## Records
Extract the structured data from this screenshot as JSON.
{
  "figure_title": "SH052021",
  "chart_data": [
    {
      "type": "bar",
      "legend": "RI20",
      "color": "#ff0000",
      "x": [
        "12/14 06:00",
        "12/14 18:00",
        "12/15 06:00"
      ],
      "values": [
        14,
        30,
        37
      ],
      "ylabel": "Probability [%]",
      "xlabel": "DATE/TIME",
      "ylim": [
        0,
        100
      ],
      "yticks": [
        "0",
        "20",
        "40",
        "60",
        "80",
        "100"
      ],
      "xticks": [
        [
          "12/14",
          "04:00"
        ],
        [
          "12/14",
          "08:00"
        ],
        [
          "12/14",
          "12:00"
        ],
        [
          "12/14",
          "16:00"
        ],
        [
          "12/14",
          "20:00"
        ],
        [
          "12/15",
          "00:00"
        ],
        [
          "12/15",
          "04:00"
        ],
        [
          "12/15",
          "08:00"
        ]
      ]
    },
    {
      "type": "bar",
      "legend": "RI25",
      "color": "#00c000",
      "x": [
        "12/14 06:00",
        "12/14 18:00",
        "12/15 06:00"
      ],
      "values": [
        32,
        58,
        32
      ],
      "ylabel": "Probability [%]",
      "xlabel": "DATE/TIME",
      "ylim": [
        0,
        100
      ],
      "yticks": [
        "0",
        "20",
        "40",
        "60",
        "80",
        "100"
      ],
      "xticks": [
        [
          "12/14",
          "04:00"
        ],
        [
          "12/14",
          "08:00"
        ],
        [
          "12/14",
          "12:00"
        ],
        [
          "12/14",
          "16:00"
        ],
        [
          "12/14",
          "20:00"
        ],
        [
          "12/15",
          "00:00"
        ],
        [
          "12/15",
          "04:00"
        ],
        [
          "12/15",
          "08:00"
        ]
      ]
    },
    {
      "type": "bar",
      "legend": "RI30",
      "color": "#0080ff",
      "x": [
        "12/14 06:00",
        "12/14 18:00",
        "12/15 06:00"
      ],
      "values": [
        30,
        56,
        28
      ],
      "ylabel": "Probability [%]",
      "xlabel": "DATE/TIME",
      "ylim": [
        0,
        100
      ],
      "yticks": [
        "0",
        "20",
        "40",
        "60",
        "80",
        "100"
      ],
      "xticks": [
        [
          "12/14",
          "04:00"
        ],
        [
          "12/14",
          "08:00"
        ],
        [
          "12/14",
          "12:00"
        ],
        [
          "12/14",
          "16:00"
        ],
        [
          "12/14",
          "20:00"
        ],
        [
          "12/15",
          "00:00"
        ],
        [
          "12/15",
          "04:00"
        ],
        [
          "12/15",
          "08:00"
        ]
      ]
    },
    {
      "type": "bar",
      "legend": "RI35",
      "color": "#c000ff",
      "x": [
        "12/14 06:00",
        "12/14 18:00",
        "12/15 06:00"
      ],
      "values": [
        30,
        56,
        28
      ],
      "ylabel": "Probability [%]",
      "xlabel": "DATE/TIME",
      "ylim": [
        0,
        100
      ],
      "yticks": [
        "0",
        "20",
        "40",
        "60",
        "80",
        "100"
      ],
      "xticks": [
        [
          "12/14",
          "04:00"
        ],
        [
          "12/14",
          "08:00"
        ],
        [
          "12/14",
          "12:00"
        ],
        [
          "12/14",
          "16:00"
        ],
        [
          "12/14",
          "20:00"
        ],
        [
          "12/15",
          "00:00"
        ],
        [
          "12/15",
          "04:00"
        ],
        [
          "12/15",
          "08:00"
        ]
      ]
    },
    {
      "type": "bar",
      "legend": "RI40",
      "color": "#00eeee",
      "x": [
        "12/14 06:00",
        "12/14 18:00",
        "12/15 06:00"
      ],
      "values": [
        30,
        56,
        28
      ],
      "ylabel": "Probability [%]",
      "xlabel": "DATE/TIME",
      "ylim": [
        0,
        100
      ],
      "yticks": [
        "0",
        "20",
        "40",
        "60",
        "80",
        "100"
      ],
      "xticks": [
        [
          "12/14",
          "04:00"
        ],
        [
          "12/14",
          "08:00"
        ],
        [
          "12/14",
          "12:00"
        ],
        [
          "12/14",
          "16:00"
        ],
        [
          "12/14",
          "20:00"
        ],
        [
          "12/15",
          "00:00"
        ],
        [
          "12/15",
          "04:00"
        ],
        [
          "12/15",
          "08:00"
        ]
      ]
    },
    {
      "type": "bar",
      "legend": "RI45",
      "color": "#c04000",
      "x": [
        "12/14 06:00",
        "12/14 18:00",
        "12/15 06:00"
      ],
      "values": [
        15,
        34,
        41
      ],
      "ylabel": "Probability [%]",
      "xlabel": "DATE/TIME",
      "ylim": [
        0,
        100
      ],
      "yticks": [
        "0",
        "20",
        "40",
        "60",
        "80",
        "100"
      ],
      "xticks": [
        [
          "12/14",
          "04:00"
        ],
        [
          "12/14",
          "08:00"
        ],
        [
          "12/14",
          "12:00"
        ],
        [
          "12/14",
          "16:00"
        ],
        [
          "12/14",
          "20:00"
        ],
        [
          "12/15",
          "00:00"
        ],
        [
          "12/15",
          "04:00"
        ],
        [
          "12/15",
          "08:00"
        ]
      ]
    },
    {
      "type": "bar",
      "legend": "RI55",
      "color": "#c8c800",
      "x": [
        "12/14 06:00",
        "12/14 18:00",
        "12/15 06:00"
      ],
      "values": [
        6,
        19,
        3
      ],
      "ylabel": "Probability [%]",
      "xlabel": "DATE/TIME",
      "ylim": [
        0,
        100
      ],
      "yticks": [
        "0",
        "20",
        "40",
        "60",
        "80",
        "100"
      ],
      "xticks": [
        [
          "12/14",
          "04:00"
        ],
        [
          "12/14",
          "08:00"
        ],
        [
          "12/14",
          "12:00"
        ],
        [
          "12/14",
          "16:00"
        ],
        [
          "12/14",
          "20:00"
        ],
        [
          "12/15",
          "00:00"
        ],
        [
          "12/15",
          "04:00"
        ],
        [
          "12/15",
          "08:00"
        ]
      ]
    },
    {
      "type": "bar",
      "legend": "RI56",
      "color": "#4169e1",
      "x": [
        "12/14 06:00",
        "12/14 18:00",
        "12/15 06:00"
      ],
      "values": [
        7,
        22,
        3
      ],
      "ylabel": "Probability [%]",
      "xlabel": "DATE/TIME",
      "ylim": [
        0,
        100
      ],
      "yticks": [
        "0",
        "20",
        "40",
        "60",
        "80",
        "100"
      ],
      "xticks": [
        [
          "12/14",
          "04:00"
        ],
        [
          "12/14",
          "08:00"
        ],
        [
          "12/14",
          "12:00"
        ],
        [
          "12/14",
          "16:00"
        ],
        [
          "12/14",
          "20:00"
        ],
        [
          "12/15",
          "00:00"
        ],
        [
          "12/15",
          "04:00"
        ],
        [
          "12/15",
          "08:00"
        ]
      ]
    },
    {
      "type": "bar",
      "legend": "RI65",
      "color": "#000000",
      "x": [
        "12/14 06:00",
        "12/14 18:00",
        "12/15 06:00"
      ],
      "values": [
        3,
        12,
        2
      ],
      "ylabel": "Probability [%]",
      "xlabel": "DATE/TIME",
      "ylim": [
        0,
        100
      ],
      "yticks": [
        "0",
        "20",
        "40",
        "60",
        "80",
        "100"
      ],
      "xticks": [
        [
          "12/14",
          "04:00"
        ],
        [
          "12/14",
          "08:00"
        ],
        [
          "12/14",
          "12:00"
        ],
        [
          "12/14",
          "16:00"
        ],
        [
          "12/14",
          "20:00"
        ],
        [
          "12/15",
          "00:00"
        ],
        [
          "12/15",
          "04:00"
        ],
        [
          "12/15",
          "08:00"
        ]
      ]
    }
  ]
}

## Problem to work on
Each line of the listing should be copied exactly.

## Solution to this task
Extract the structured data from this screenshot as JSON.
{
  "figure_title": "SH052021",
  "chart_data": [
    {
      "type": "bar",
      "legend": "RI20",
      "color": "#ff0000",
      "x": [
        "12/14 06:00",
        "12/14 18:00",
        "12/15 06:00"
      ],
      "values": [
        14,
        30,
        37
      ],
      "ylabel": "Probability [%]",
      "xlabel": "DATE/TIME",
      "ylim": [
        0,
        100
      ],
      "yticks": [
        "0",
        "20",
        "40",
        "60",
        "80",
        "100"
      ],
      "xticks": [
        [
          "12/14",
          "04:00"
        ],
        [
          "12/14",
          "08:00"
        ],
        [
          "12/14",
          "12:00"
        ],
        [
          "12/14",
          "16:00"
        ],
        [
          "12/14",
          "20:00"
        ],
        [
          "12/15",
          "00:00"
        ],
        [
          "12/15",
          "04:00"
        ],
        [
          "12/15",
          "08:00"
        ]
      ]
    },
    {
      "type": "bar",
      "legend": "RI25",
      "color": "#00c000",
      "x": [
        "12/14 06:00",
        "12/14 18:00",
        "12/15 06:00"
      ],
      "values": [
        32,
        58,
        32
      ],
      "ylabel": "Probability [%]",
      "xlabel": "DATE/TIME",
      "ylim": [
        0,
        100
      ],
      "yticks": [
        "0",
        "20",
        "40",
        "60",
        "80",
        "100"
      ],
      "xticks": [
        [
          "12/14",
          "04:00"
        ],
        [
          "12/14",
          "08:00"
        ],
        [
          "12/14",
          "12:00"
        ],
        [
          "12/14",
          "16:00"
        ],
        [
          "12/14",
          "20:00"
        ],
        [
          "12/15",
          "00:00"
        ],
        [
          "12/15",
          "04:00"
        ],
        [
          "12/15",
          "08:00"
        ]
      ]
    },
    {
      "type": "bar",
      "legend": "RI30",
      "color": "#0080ff",
      "x": [
        "12/14 06:00",
        "12/14 18:00",
        "12/15 06:00"
      ],
      "values": [
        30,
        56,
        28
      ],
      "ylabel": "Probability [%]",
      "xlabel": "DATE/TIME",
      "ylim": [
        0,
        100
      ],
      "yticks": [
        "0",
        "20",
        "40",
        "60",
        "80",
        "100"
      ],
      "xticks": [
        [
          "12/14",
          "04:00"
        ],
        [
          "12/14",
          "08:00"
        ],
        [
          "12/14",
          "12:00"
        ],
        [
          "12/14",
          "16:00"
        ],
        [
          "12/14",
          "20:00"
        ],
        [
          "12/15",
          "00:00"
        ],
        [
          "12/15",
          "04:00"
        ],
        [
          "12/15",
          "08:00"
        ]
      ]
    },
    {
      "type": "bar",
      "legend": "RI35",
      "color": "#c000ff",
      "x": [
        "12/14 06:00",
        "12/14 18:00",
        "12/15 06:00"
      ],
      "values": [
        30,
        56,
        28
      ],
      "ylabel": "Probability [%]",
      "xlabel": "DATE/TIME",
      "ylim": [
        0,
        100
      ],
      "yticks": [
        "0",
        "20",
        "40",
        "60",
        "80",
        "100"
      ],
      "xticks": [
        [
          "12/14",
          "04:00"
        ],
        [
          "12/14",
          "08:00"
        ],
        [
          "12/14",
          "12:00"
        ],
        [
          "12/14",
          "16:00"
        ],
        [
          "12/14",
          "20:00"
        ],
        [
          "12/15",
          "00:00"
        ],
        [
          "12/15",
          "04:00"
        ],
        [
          "12/15",
          "08:00"
        ]
      ]
    },
    {
      "type": "bar",
      "legend": "RI40",
      "color": "#00eeee",
      "x": [
        "12/14 06:00",
        "12/14 18:00",
        "12/15 06:00"
      ],
      "values": [
        30,
        56,
        28
      ],
      "ylabel": "Probability [%]",
      "xlabel": "DATE/TIME",
      "ylim": [
        0,
        100
      ],
      "yticks": [
        "0",
        "20",
        "40",
        "60",
        "80",
        "100"
      ],
      "xticks": [
        [
          "12/14",
          "04:00"
        ],
        [
          "12/14",
          "08:00"
        ],
        [
          "12/14",
          "12:00"
        ],
        [
          "12/14",
          "16:00"
        ],
        [
          "12/14",
          "20:00"
        ],
        [
          "12/15",
          "00:00"
        ],
        [
          "12/15",
          "04:00"
        ],
        [
          "12/15",
          "08:00"
        ]
      ]
    },
    {
      "type": "bar",
      "legend": "RI45",
      "color": "#c04000",
      "x": [
        "12/14 06:00",
        "12/14 18:00",
        "12/15 06:00"
      ],
      "values": [
        15,
        34,
        41
      ],
      "ylabel": "Probability [%]",
      "xlabel": "DATE/TIME",
      "ylim": [
        0,
        100
      ],
      "yticks": [
        "0",
        "20",
        "40",
        "60",
        "80",
        "100"
      ],
      "xticks": [
        [
          "12/14",
          "04:00"
        ],
        [
          "12/14",
          "08:00"
        ],
        [
          "12/14",
          "12:00"
        ],
        [
          "12/14",
          "16:00"
        ],
        [
          "12/14",
          "20:00"
        ],
        [
          "12/15",
          "00:00"
        ],
        [
          "12/15",
          "04:00"
        ],
        [
          "12/15",
          "08:00"
        ]
      ]
    },
    {
      "type": "bar",
      "legend": "RI55",
      "color": "#c8c800",
      "x": [
        "12/14 06:00",
        "12/14 18:00",
        "12/15 06:00"
      ],
      "values": [
        6,
        19,
        3
      ],
      "ylabel": "Probability [%]",
      "xlabel": "DATE/TIME",
      "ylim": [
        0,
        100
      ],
      "yticks": [
        "0",
        "20",
        "40",
        "60",
        "80",
        "100"
      ],
      "xticks": [
        [
          "12/14",
          "04:00"
        ],
        [
          "12/14",
          "08:00"
        ],
        [
          "12/14",
          "12:00"
        ],
        [
          "12/14",
          "16:00"
        ],
        [
          "12/14",
          "20:00"
        ],
        [
          "12/15",
          "00:00"
        ],
        [
          "12/15",
          "04:00"
        ],
        [
          "12/15",
          "08:00"
        ]
      ]
    },
    {
      "type": "bar",
      "legend": "RI56",
      "color": "#4169e1",
      "x": [
        "12/14 06:00",
        "12/14 18:00",
        "12/15 06:00"
      ],
      "values": [
        7,
        22,
        3
      ],
      "ylabel": "Probability [%]",
      "xlabel": "DATE/TIME",
      "ylim": [
        0,
        100
      ],
      "yticks": [
        "0",
        "20",
        "40",
        "60",
        "80",
        "100"
      ],
      "xticks": [
        [
          "12/14",
          "04:00"
        ],
        [
          "12/14",
          "08:00"
        ],
        [
          "12/14",
          "12:00"
        ],
        [
          "12/14",
          "16:00"
        ],
        [
          "12/14",
          "20:00"
        ],
        [
          "12/15",
          "00:00"
        ],
        [
          "12/15",
          "04:00"
        ],
        [
          "12/15",
          "08:00"
        ]
      ]
    },
    {
      "type": "bar",
      "legend": "RI65",
      "color": "#000000",
      "x": [
        "12/14 06:00",
        "12/14 18:00",
        "12/15 06:00"
      ],
      "values": [
        3,
        12,
        2
      ],
      "ylabel": "Probability [%]",
      "xlabel": "DATE/TIME",
      "ylim": [
        0,
        100
      ],
      "yticks": [
        "0",
        "20",
        "40",
        "60",
        "80",
        "100"
      ],
      "xticks": [
        [
          "12/14",
          "04:00"
        ],
        [
          "12/14",
          "08:00"
        ],
        [
          "12/14",
          "12:00"
        ],
        [
          "12/14",
          "16:00"
        ],
        [
          "12/14",
          "20:00"
        ],
        [
          "12/15",
          "00:00"
        ],
        [
          "12/15",
          "04:00"
        ],
        [
          "12/15",
          "08:00"
        ]
      ]
    }
  ]
}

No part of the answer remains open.